--- THE INPUT ---
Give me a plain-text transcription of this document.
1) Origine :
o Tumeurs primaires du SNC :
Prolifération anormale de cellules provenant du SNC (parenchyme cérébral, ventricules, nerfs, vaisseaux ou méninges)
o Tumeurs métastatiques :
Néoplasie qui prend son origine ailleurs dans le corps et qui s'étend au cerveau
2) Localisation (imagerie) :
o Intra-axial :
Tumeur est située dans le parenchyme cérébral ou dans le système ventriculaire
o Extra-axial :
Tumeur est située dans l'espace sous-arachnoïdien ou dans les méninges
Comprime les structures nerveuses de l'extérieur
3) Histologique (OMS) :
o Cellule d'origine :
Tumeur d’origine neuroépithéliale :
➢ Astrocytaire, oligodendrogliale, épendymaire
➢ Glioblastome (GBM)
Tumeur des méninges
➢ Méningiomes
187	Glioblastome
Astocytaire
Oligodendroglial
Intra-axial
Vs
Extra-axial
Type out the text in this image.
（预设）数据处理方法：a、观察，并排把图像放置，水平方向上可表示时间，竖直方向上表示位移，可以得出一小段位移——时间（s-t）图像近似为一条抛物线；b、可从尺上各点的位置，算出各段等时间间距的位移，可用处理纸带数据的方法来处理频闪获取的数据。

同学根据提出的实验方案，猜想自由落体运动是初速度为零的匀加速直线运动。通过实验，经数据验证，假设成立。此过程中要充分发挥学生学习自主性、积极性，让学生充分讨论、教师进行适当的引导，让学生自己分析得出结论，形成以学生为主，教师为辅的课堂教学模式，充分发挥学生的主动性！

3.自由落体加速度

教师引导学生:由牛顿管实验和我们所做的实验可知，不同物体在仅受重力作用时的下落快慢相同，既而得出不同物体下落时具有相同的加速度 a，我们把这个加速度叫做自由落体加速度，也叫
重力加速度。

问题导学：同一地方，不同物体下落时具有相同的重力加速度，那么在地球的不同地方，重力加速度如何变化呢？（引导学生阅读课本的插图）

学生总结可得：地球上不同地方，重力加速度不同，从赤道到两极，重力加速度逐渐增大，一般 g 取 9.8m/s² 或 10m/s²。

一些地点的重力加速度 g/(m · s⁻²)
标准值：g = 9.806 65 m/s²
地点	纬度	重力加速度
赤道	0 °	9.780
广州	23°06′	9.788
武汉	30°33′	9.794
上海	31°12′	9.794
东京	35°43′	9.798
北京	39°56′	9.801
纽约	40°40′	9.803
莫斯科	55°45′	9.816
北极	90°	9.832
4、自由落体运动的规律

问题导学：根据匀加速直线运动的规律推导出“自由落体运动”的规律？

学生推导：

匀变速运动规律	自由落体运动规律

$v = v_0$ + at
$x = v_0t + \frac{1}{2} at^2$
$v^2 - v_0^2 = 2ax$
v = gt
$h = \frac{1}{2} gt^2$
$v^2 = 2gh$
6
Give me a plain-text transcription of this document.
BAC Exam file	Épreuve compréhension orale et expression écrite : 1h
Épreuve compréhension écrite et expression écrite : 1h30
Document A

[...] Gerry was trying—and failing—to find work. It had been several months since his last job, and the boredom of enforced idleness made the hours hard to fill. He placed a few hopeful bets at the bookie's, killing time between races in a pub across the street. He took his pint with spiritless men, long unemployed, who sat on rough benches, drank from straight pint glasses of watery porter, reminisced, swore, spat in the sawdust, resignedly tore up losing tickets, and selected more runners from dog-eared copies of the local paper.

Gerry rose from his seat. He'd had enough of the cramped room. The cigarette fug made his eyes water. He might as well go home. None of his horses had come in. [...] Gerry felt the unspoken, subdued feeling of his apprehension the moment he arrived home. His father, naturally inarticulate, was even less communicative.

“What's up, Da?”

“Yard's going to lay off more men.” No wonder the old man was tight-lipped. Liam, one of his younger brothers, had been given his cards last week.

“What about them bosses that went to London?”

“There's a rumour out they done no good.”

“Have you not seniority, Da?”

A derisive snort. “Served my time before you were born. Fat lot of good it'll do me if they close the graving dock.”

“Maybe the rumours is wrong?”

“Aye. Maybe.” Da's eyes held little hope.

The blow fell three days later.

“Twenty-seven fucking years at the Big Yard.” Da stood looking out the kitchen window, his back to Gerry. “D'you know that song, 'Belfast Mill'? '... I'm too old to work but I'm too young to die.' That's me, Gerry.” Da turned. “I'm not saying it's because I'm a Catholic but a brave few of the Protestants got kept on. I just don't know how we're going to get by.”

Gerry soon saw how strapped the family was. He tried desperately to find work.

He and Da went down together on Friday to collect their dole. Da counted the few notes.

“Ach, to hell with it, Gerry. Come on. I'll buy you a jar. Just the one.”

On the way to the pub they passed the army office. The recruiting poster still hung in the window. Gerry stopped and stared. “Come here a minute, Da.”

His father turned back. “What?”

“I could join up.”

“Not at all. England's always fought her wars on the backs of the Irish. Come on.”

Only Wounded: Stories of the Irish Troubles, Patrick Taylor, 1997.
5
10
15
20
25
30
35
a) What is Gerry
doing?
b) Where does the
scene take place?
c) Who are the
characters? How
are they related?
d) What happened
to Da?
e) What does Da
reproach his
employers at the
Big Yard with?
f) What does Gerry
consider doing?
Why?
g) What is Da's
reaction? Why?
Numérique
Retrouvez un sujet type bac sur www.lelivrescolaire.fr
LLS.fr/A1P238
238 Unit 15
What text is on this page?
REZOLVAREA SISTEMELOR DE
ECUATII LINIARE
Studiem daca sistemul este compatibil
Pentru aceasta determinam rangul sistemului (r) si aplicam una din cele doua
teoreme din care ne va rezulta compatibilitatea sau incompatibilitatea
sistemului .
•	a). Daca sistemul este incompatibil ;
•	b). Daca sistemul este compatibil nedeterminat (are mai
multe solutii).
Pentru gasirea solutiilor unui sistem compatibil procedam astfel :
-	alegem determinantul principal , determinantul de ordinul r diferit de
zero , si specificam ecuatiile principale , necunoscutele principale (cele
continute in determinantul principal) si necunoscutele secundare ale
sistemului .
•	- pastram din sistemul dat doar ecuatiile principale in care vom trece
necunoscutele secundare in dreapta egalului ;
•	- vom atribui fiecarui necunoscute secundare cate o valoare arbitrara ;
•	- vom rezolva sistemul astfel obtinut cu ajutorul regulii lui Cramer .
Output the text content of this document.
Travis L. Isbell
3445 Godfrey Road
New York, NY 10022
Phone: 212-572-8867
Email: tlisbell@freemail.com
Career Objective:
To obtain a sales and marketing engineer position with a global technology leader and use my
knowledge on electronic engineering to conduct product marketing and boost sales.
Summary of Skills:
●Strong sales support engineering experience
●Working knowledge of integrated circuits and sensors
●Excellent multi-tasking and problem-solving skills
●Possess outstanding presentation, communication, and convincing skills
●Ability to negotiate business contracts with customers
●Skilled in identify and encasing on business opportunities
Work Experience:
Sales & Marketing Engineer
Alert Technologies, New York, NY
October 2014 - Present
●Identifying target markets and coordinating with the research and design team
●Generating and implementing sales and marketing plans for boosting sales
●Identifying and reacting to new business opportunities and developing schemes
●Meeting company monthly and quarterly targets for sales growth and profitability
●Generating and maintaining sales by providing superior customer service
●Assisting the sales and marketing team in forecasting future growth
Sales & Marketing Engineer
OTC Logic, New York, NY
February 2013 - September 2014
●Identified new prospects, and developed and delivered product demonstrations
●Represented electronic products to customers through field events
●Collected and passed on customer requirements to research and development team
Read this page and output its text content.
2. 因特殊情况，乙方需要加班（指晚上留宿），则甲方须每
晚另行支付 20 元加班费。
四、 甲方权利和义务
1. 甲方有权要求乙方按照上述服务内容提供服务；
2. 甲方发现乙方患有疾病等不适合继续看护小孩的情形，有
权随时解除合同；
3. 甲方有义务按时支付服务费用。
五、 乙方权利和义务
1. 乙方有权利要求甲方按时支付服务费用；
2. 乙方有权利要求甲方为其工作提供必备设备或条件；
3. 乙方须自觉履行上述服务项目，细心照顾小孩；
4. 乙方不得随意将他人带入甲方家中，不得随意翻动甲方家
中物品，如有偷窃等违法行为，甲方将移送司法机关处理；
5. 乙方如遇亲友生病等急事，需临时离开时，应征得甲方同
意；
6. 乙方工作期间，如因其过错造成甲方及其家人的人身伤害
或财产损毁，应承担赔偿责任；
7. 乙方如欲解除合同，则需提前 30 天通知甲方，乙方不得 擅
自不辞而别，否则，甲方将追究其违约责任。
---
*YOUR TASK*: In the records above, find each line with the word "window" and copy it.

*OUTPUT OF THE EXERCISE*:
“Twenty-seven fucking years at the Big Yard.” Da stood looking out the kitchen window, his back to Gerry. “D'you know that song, 'Belfast Mill'? '... I'm too old to work but I'm too young to die.' That's me, Gerry.” Da turned. “I'm not saying it's because I'm a Catholic but a brave few of the Protestants got kept on. I just don't know how we're going to get by.”
On the way to the pub they passed the army office. The recruiting poster still hung in the window. Gerry stopped and stared. “Come here a minute, Da.”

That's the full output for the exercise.